■ **Written exercise**
Search the records for the word "Български" and pick out every line that has it.

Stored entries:
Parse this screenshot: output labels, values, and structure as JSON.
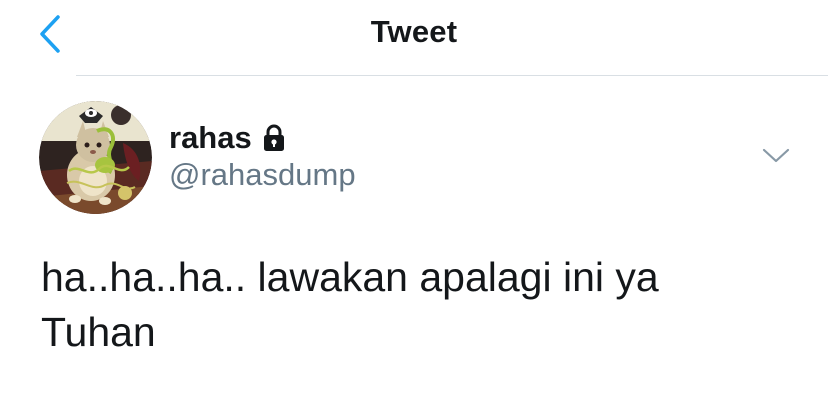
{
  "header": {
    "back_icon": "chevron-left-icon",
    "title": "Tweet"
  },
  "tweet": {
    "author": {
      "name": "rahas",
      "handle": "@rahasdump",
      "protected_icon": "lock-icon"
    },
    "menu_icon": "chevron-down-icon",
    "text_line1": "ha..ha..ha.. lawakan apalagi ini ya",
    "text_line2": "Tuhan"
  },
  "colors": {
    "accent": "#1da1f2",
    "text_primary": "#14171a",
    "text_secondary": "#657786",
    "divider": "#d9dfe4"
  }
}
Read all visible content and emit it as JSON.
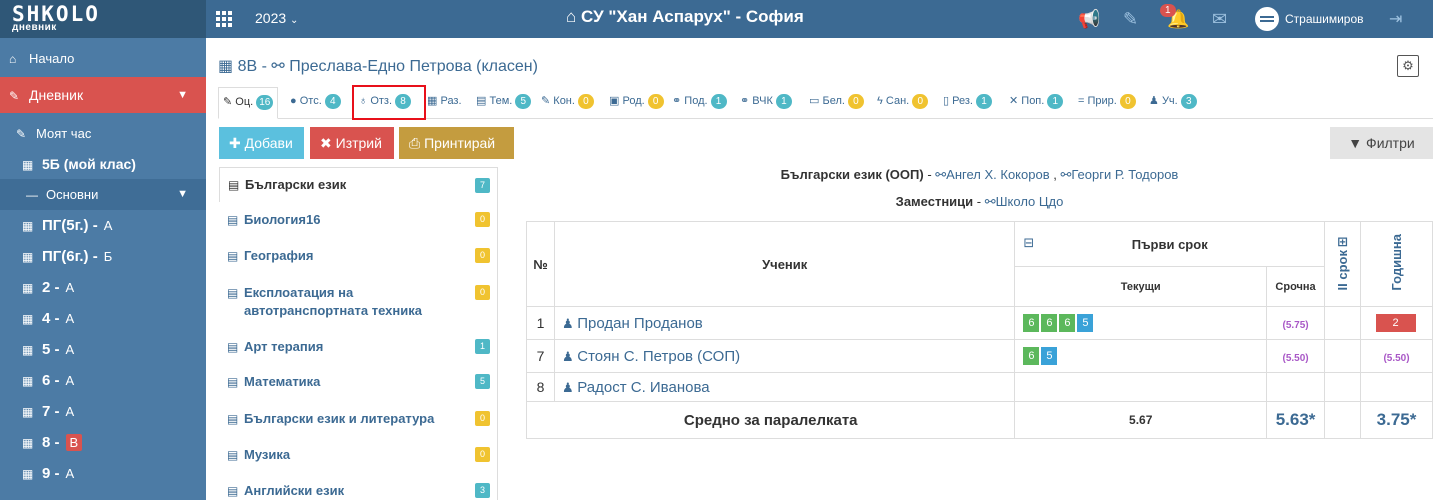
{
  "logo": {
    "brand": "SHKOLO",
    "sub": "дневник"
  },
  "topbar": {
    "year": "2023",
    "school": "СУ \"Хан Аспарух\" - София",
    "notifications": "1",
    "username": "Страшимиров"
  },
  "sidebar": {
    "home": "Начало",
    "diary": "Дневник",
    "my_hour": "Моят час",
    "my_class": "5Б (мой клас)",
    "main_section": "Основни",
    "classes": [
      {
        "name": "ПГ(5г.) -",
        "suffix": "А"
      },
      {
        "name": "ПГ(6г.) -",
        "suffix": "Б"
      },
      {
        "name": "2 -",
        "suffix": "А"
      },
      {
        "name": "4 -",
        "suffix": "А"
      },
      {
        "name": "5 -",
        "suffix": "А"
      },
      {
        "name": "6 -",
        "suffix": "А"
      },
      {
        "name": "7 -",
        "suffix": "А"
      },
      {
        "name": "8 -",
        "suffix": "В"
      },
      {
        "name": "9 -",
        "suffix": "А"
      }
    ]
  },
  "header": {
    "class_name": "8В",
    "teacher": "Преслава-Едно Петрова (класен)"
  },
  "tabs": [
    {
      "label": "Оц.",
      "count": "16",
      "icon": "pencil-icon",
      "color": "b"
    },
    {
      "label": "Отс.",
      "count": "4",
      "icon": "info-icon",
      "color": "b"
    },
    {
      "label": "Отз.",
      "count": "8",
      "icon": "award-icon",
      "color": "b"
    },
    {
      "label": "Раз.",
      "count": "",
      "icon": "table-icon",
      "color": "b"
    },
    {
      "label": "Тем.",
      "count": "5",
      "icon": "book-icon",
      "color": "b"
    },
    {
      "label": "Кон.",
      "count": "0",
      "icon": "edit-icon",
      "color": "y"
    },
    {
      "label": "Род.",
      "count": "0",
      "icon": "calendar-icon",
      "color": "y"
    },
    {
      "label": "Под.",
      "count": "1",
      "icon": "handshake-icon",
      "color": "b"
    },
    {
      "label": "ВЧК",
      "count": "1",
      "icon": "handshake-icon",
      "color": "b"
    },
    {
      "label": "Бел.",
      "count": "0",
      "icon": "comment-icon",
      "color": "y"
    },
    {
      "label": "Сан.",
      "count": "0",
      "icon": "bolt-icon",
      "color": "y"
    },
    {
      "label": "Рез.",
      "count": "1",
      "icon": "file-icon",
      "color": "b"
    },
    {
      "label": "Поп.",
      "count": "1",
      "icon": "tools-icon",
      "color": "b"
    },
    {
      "label": "Прир.",
      "count": "0",
      "icon": "equals-icon",
      "color": "y"
    },
    {
      "label": "Уч.",
      "count": "3",
      "icon": "student-icon",
      "color": "b"
    }
  ],
  "buttons": {
    "add": "Добави",
    "delete": "Изтрий",
    "print": "Принтирай",
    "filter": "Филтри"
  },
  "subjects": [
    {
      "name": "Български език",
      "count": "7",
      "color": "b"
    },
    {
      "name": "Биология16",
      "count": "0",
      "color": "y"
    },
    {
      "name": "География",
      "count": "0",
      "color": "y"
    },
    {
      "name": "Експлоатация на автотранспортната техника",
      "count": "0",
      "color": "y"
    },
    {
      "name": "Арт терапия",
      "count": "1",
      "color": "b"
    },
    {
      "name": "Математика",
      "count": "5",
      "color": "b"
    },
    {
      "name": "Български език и литература",
      "count": "0",
      "color": "y"
    },
    {
      "name": "Музика",
      "count": "0",
      "color": "y"
    },
    {
      "name": "Английски език",
      "count": "3",
      "color": "b"
    }
  ],
  "subject_info": {
    "title": "Български език (ООП)",
    "teacher1": "Ангел Х. Кокоров",
    "teacher2": "Георги Р. Тодоров",
    "substitutes_label": "Заместници",
    "substitute": "Школо Цдо"
  },
  "table": {
    "col_no": "№",
    "col_student": "Ученик",
    "term1": "Първи срок",
    "current": "Текущи",
    "term_grade": "Срочна",
    "term2": "II срок",
    "annual": "Годишна",
    "rows": [
      {
        "no": "1",
        "name": "Продан Проданов",
        "grades": [
          "6",
          "6",
          "6",
          "5"
        ],
        "term": "(5.75)",
        "annual": "2",
        "annual_type": "grade"
      },
      {
        "no": "7",
        "name": "Стоян С. Петров (СОП)",
        "grades": [
          "6",
          "5"
        ],
        "term": "(5.50)",
        "annual": "(5.50)",
        "annual_type": "avg"
      },
      {
        "no": "8",
        "name": "Радост С. Иванова",
        "grades": [],
        "term": "",
        "annual": "",
        "annual_type": "none"
      }
    ],
    "avg_label": "Средно за паралелката",
    "avg_current": "5.67",
    "avg_term": "5.63*",
    "avg_annual": "3.75*"
  }
}
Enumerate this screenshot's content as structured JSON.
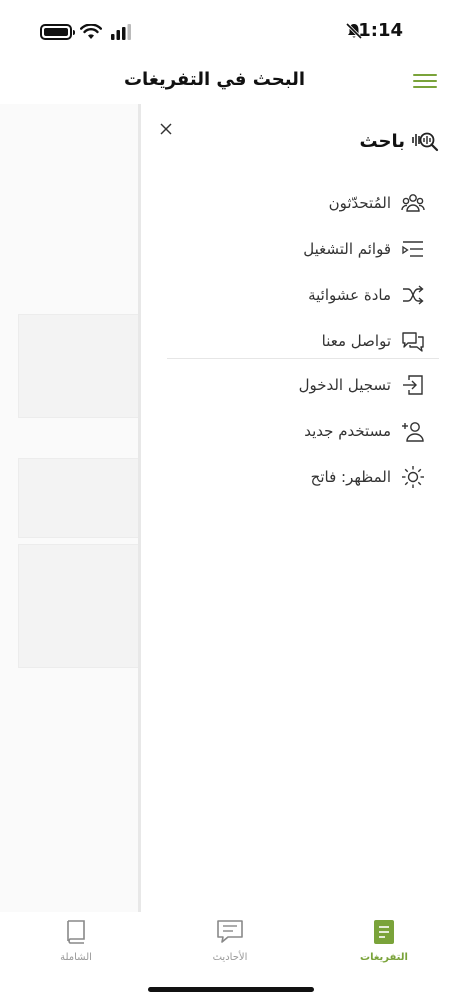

■ **Response to this exercise**
      "name": "Български език",
      "name": "Български език и литература",
    "title": "Български език (ООП)",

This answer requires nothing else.